» **Records contained in a dataset**:
+ + + + + + +

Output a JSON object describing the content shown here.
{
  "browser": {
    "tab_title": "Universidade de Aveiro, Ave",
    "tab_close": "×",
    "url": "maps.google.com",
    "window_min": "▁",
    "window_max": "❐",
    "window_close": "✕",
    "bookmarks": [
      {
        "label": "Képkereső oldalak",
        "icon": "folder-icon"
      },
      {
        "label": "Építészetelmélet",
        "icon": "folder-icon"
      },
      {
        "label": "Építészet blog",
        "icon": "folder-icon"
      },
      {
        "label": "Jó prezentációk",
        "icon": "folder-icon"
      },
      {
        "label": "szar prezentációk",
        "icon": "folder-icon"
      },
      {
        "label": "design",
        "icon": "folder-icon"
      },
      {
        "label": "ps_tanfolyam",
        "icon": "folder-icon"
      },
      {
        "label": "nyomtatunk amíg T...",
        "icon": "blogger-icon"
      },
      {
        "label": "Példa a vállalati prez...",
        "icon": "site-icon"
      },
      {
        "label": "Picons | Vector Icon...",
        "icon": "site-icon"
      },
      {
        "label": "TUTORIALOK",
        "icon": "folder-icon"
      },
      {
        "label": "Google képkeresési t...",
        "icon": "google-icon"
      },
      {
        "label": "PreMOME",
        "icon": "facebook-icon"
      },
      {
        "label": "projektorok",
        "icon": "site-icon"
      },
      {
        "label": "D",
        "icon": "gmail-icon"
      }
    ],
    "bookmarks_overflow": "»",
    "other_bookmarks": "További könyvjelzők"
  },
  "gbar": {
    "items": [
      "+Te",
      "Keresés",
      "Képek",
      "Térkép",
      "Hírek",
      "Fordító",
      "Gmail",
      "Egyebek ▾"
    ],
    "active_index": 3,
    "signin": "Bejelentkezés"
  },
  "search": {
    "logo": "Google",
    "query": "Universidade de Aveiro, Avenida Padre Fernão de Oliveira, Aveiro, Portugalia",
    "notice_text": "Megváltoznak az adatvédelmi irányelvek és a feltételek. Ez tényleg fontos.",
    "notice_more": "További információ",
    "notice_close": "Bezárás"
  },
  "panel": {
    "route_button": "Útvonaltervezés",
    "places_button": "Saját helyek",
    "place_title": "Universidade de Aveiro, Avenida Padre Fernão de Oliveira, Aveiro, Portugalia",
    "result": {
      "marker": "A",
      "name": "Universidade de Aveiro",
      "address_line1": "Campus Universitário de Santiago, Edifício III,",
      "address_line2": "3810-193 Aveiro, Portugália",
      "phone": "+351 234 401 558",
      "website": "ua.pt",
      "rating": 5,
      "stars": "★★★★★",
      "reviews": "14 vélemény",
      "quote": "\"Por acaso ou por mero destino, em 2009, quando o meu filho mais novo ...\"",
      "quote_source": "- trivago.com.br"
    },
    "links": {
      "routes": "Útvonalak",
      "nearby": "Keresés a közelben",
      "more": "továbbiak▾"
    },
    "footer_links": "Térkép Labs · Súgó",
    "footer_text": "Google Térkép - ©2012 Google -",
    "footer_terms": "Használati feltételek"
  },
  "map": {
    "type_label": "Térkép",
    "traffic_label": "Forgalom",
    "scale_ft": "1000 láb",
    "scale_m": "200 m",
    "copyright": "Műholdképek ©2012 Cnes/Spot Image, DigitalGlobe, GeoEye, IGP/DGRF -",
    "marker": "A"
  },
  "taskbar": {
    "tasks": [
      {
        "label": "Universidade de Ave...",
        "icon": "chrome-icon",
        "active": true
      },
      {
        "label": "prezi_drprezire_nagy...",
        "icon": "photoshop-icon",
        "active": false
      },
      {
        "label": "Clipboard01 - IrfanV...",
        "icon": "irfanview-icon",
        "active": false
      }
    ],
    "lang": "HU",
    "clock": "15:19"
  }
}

+ + + + + + +

Write out every entry exactly as given.

» **The answer**:
Output a JSON object describing the content shown here.
{
  "browser": {
    "tab_title": "Universidade de Aveiro, Ave",
    "tab_close": "×",
    "url": "maps.google.com",
    "window_min": "▁",
    "window_max": "❐",
    "window_close": "✕",
    "bookmarks": [
      {
        "label": "Képkereső oldalak",
        "icon": "folder-icon"
      },
      {
        "label": "Építészetelmélet",
        "icon": "folder-icon"
      },
      {
        "label": "Építészet blog",
        "icon": "folder-icon"
      },
      {
        "label": "Jó prezentációk",
        "icon": "folder-icon"
      },
      {
        "label": "szar prezentációk",
        "icon": "folder-icon"
      },
      {
        "label": "design",
        "icon": "folder-icon"
      },
      {
        "label": "ps_tanfolyam",
        "icon": "folder-icon"
      },
      {
        "label": "nyomtatunk amíg T...",
        "icon": "blogger-icon"
      },
      {
        "label": "Példa a vállalati prez...",
        "icon": "site-icon"
      },
      {
        "label": "Picons | Vector Icon...",
        "icon": "site-icon"
      },
      {
        "label": "TUTORIALOK",
        "icon": "folder-icon"
      },
      {
        "label": "Google képkeresési t...",
        "icon": "google-icon"
      },
      {
        "label": "PreMOME",
        "icon": "facebook-icon"
      },
      {
        "label": "projektorok",
        "icon": "site-icon"
      },
      {
        "label": "D",
        "icon": "gmail-icon"
      }
    ],
    "bookmarks_overflow": "»",
    "other_bookmarks": "További könyvjelzők"
  },
  "gbar": {
    "items": [
      "+Te",
      "Keresés",
      "Képek",
      "Térkép",
      "Hírek",
      "Fordító",
      "Gmail",
      "Egyebek ▾"
    ],
    "active_index": 3,
    "signin": "Bejelentkezés"
  },
  "search": {
    "logo": "Google",
    "query": "Universidade de Aveiro, Avenida Padre Fernão de Oliveira, Aveiro, Portugalia",
    "notice_text": "Megváltoznak az adatvédelmi irányelvek és a feltételek. Ez tényleg fontos.",
    "notice_more": "További információ",
    "notice_close": "Bezárás"
  },
  "panel": {
    "route_button": "Útvonaltervezés",
    "places_button": "Saját helyek",
    "place_title": "Universidade de Aveiro, Avenida Padre Fernão de Oliveira, Aveiro, Portugalia",
    "result": {
      "marker": "A",
      "name": "Universidade de Aveiro",
      "address_line1": "Campus Universitário de Santiago, Edifício III,",
      "address_line2": "3810-193 Aveiro, Portugália",
      "phone": "+351 234 401 558",
      "website": "ua.pt",
      "rating": 5,
      "stars": "★★★★★",
      "reviews": "14 vélemény",
      "quote": "\"Por acaso ou por mero destino, em 2009, quando o meu filho mais novo ...\"",
      "quote_source": "- trivago.com.br"
    },
    "links": {
      "routes": "Útvonalak",
      "nearby": "Keresés a közelben",
      "more": "továbbiak▾"
    },
    "footer_links": "Térkép Labs · Súgó",
    "footer_text": "Google Térkép - ©2012 Google -",
    "footer_terms": "Használati feltételek"
  },
  "map": {
    "type_label": "Térkép",
    "traffic_label": "Forgalom",
    "scale_ft": "1000 láb",
    "scale_m": "200 m",
    "copyright": "Műholdképek ©2012 Cnes/Spot Image, DigitalGlobe, GeoEye, IGP/DGRF -",
    "marker": "A"
  },
  "taskbar": {
    "tasks": [
      {
        "label": "Universidade de Ave...",
        "icon": "chrome-icon",
        "active": true
      },
      {
        "label": "prezi_drprezire_nagy...",
        "icon": "photoshop-icon",
        "active": false
      },
      {
        "label": "Clipboard01 - IrfanV...",
        "icon": "irfanview-icon",
        "active": false
      }
    ],
    "lang": "HU",
    "clock": "15:19"
  }
}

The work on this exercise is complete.